### Task objective:
Without the pictures, return each record as it appears.

### Material provided:
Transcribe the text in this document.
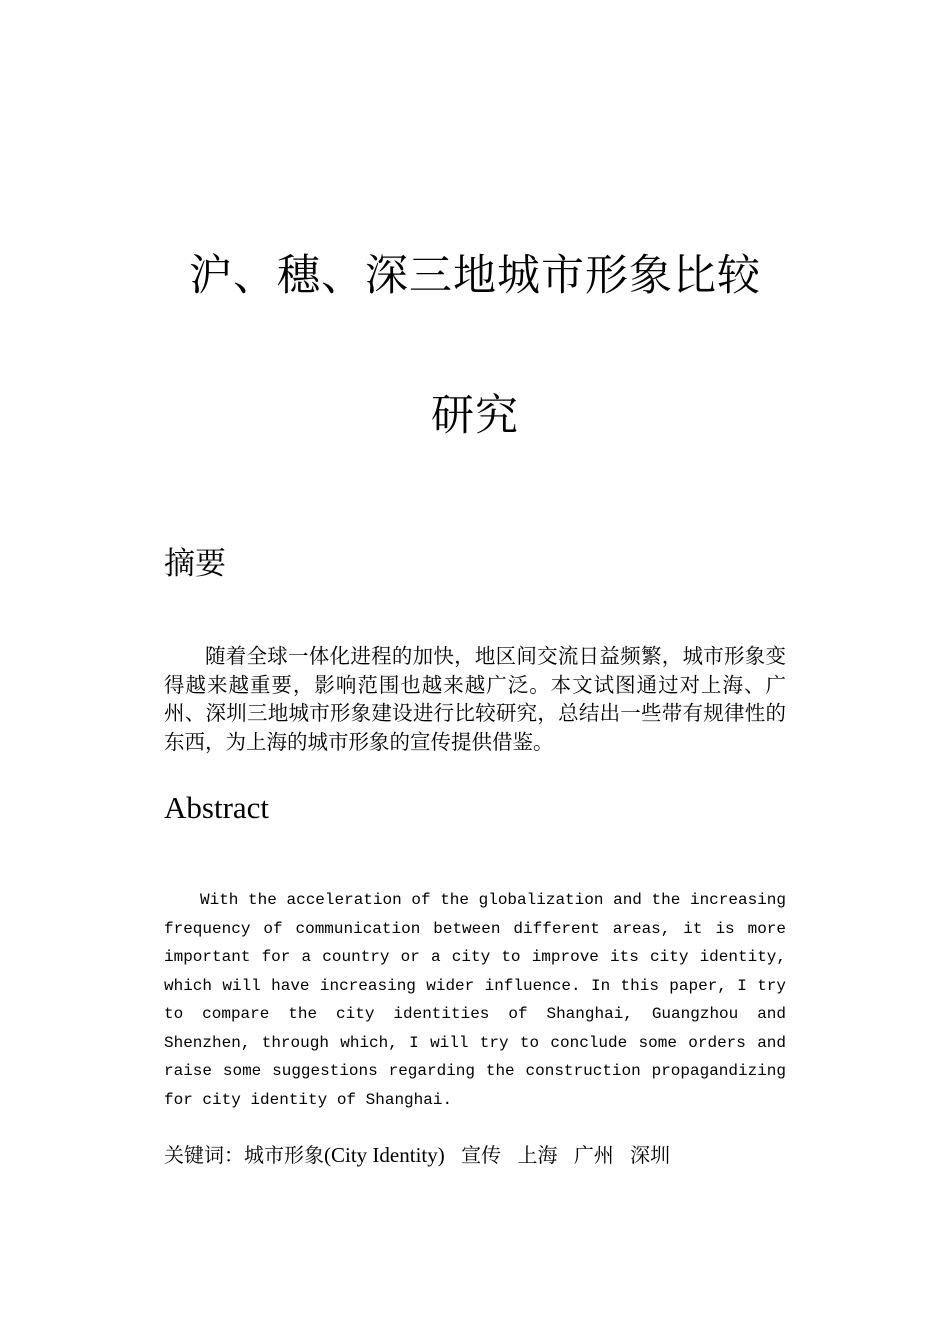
沪、穗、深三地城市形象比较
研究
摘要

随着全球一体化进程的加快，地区间交流日益频繁，城市形象变得越来越重要，影响范围也越来越广泛。本文试图通过对上海、广州、深圳三地城市形象建设进行比较研究，总结出一些带有规律性的东西，为上海的城市形象的宣传提供借鉴。

Abstract

With the acceleration of the globalization and the increasing frequency of communication between different areas, it is more important for a country or a city to improve its city identity, which will have increasing wider influence. In this paper, I try to compare the city identities of Shanghai, Guangzhou and Shenzhen, through which, I will try to conclude some orders and raise some suggestions regarding the construction propagandizing for city identity of Shanghai.

关键词：城市形象(City Identity) 宣传 上海 广州 深圳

### Answer to the task:
Transcribe the text in this document.
沪、穗、深三地城市形象比较
研究
摘要

随着全球一体化进程的加快，地区间交流日益频繁，城市形象变得越来越重要，影响范围也越来越广泛。本文试图通过对上海、广州、深圳三地城市形象建设进行比较研究，总结出一些带有规律性的东西，为上海的城市形象的宣传提供借鉴。

Abstract

With the acceleration of the globalization and the increasing frequency of communication between different areas, it is more important for a country or a city to improve its city identity, which will have increasing wider influence. In this paper, I try to compare the city identities of Shanghai, Guangzhou and Shenzhen, through which, I will try to conclude some orders and raise some suggestions regarding the construction propagandizing for city identity of Shanghai.

关键词：城市形象(City Identity) 宣传 上海 广州 深圳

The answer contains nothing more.